● TO BE DONE
Look through the material below. Copy each line that contains the string "个月以上".

Saved data entries:
## Start
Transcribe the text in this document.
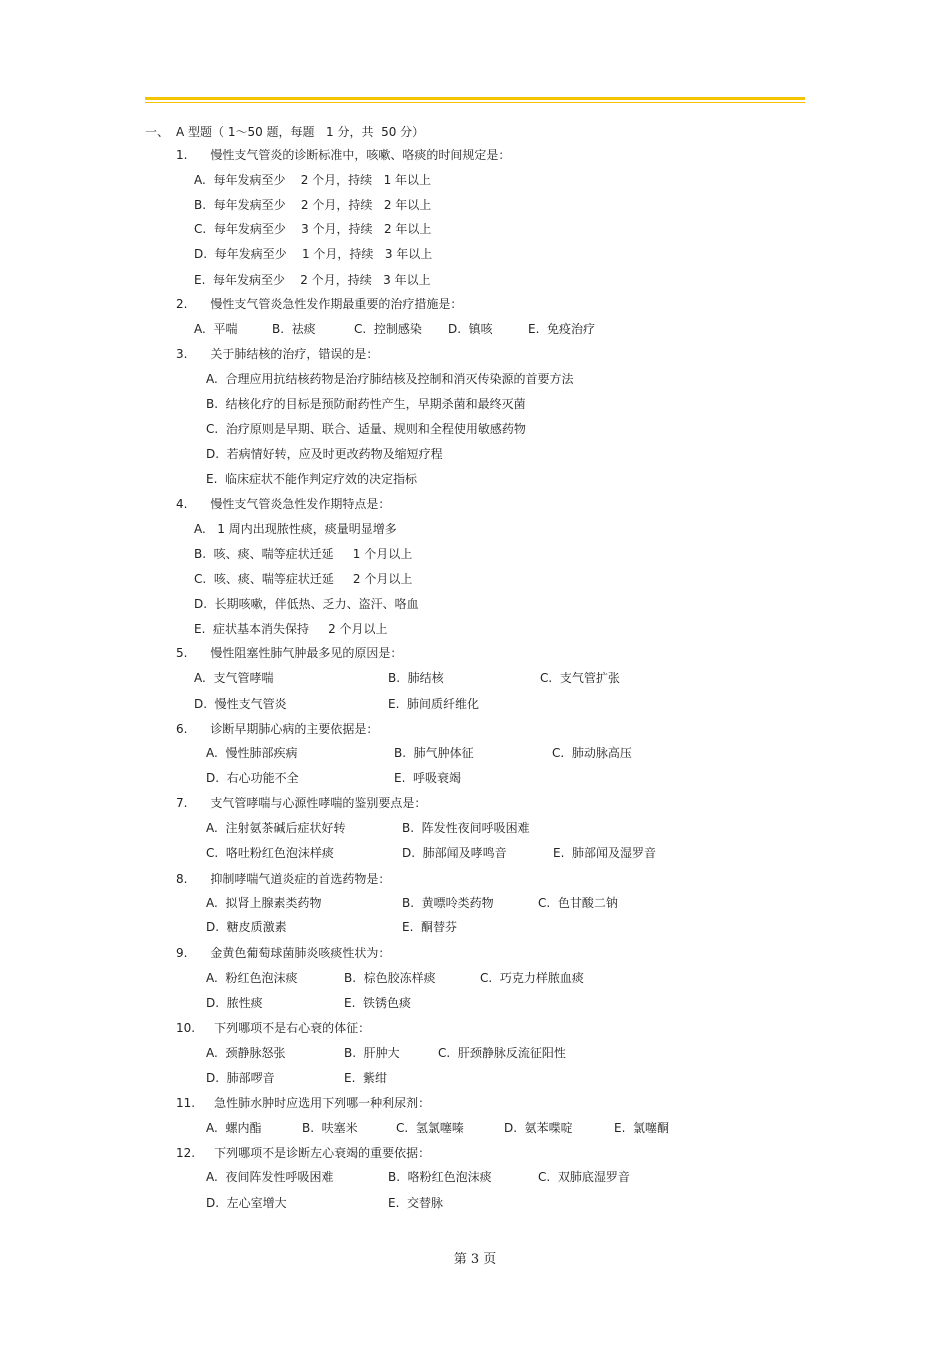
一、 A 型题（ 1～50 题，每题   1 分，共  50 分）
1.      慢性支气管炎的诊断标准中，咳嗽、咯痰的时间规定是：
A.  每年发病至少    2 个月，持续   1 年以上
B.  每年发病至少    2 个月，持续   2 年以上
C.  每年发病至少    3 个月，持续   2 年以上
D.  每年发病至少    1 个月，持续   3 年以上
E.  每年发病至少    2 个月，持续   3 年以上
2.      慢性支气管炎急性发作期最重要的治疗措施是：
A.  平喘	B.  祛痰	C.  控制感染 D.  镇咳	E.  免疫治疗
3.      关于肺结核的治疗，错误的是：
A.  合理应用抗结核药物是治疗肺结核及控制和消灭传染源的首要方法
B.  结核化疗的目标是预防耐药性产生，早期杀菌和最终灭菌
C.  治疗原则是早期、联合、适量、规则和全程使用敏感药物
D.  若病情好转，应及时更改药物及缩短疗程
E.  临床症状不能作判定疗效的决定指标
4.      慢性支气管炎急性发作期特点是：
A.   1 周内出现脓性痰，痰量明显增多
B.  咳、痰、喘等症状迁延     1 个月以上
C.  咳、痰、喘等症状迁延     2 个月以上
D.  长期咳嗽，伴低热、乏力、盗汗、咯血
E.  症状基本消失保持     2 个月以上
5.      慢性阻塞性肺气肿最多见的原因是：
A.  支气管哮喘	B.  肺结核	C.  支气管扩张
D.  慢性支气管炎	E.  肺间质纤维化
6.      诊断早期肺心病的主要依据是：
A.  慢性肺部疾病	B.  肺气肿体征	C.  肺动脉高压
D.  右心功能不全	E.  呼吸衰竭
7.      支气管哮喘与心源性哮喘的鉴别要点是：
A.  注射氨茶碱后症状好转	B.  阵发性夜间呼吸困难
C.  咯吐粉红色泡沫样痰	D.  肺部闻及哮鸣音	E.  肺部闻及湿罗音
8.      抑制哮喘气道炎症的首选药物是：
A.  拟肾上腺素类药物	B.  黄嘌呤类药物	C.  色甘酸二钠
D.  糖皮质激素	E.  酮替芬
9.      金黄色葡萄球菌肺炎咳痰性状为：
A.  粉红色泡沫痰	B.  棕色胶冻样痰	C.  巧克力样脓血痰
D.  脓性痰	E.  铁锈色痰
10.     下列哪项不是右心衰的体征：
A.  颈静脉怒张	B.  肝肿大	C.  肝颈静脉反流征阳性
D.  肺部啰音	E.  紫绀
11.     急性肺水肿时应选用下列哪一种利尿剂：
A.  螺内酯	B.  呋塞米	C.  氢氯噻嗪	D.  氨苯喋啶	E.  氯噻酮
12.     下列哪项不是诊断左心衰竭的重要依据：
A.  夜间阵发性呼吸困难	B.  咯粉红色泡沫痰	C.  双肺底湿罗音
D.  左心室增大	E.  交替脉
第 3 页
## End
● SOLVED PROBLEM
B.  咳、痰、喘等症状迁延     1 个月以上
C.  咳、痰、喘等症状迁延     2 个月以上
E.  症状基本消失保持     2 个月以上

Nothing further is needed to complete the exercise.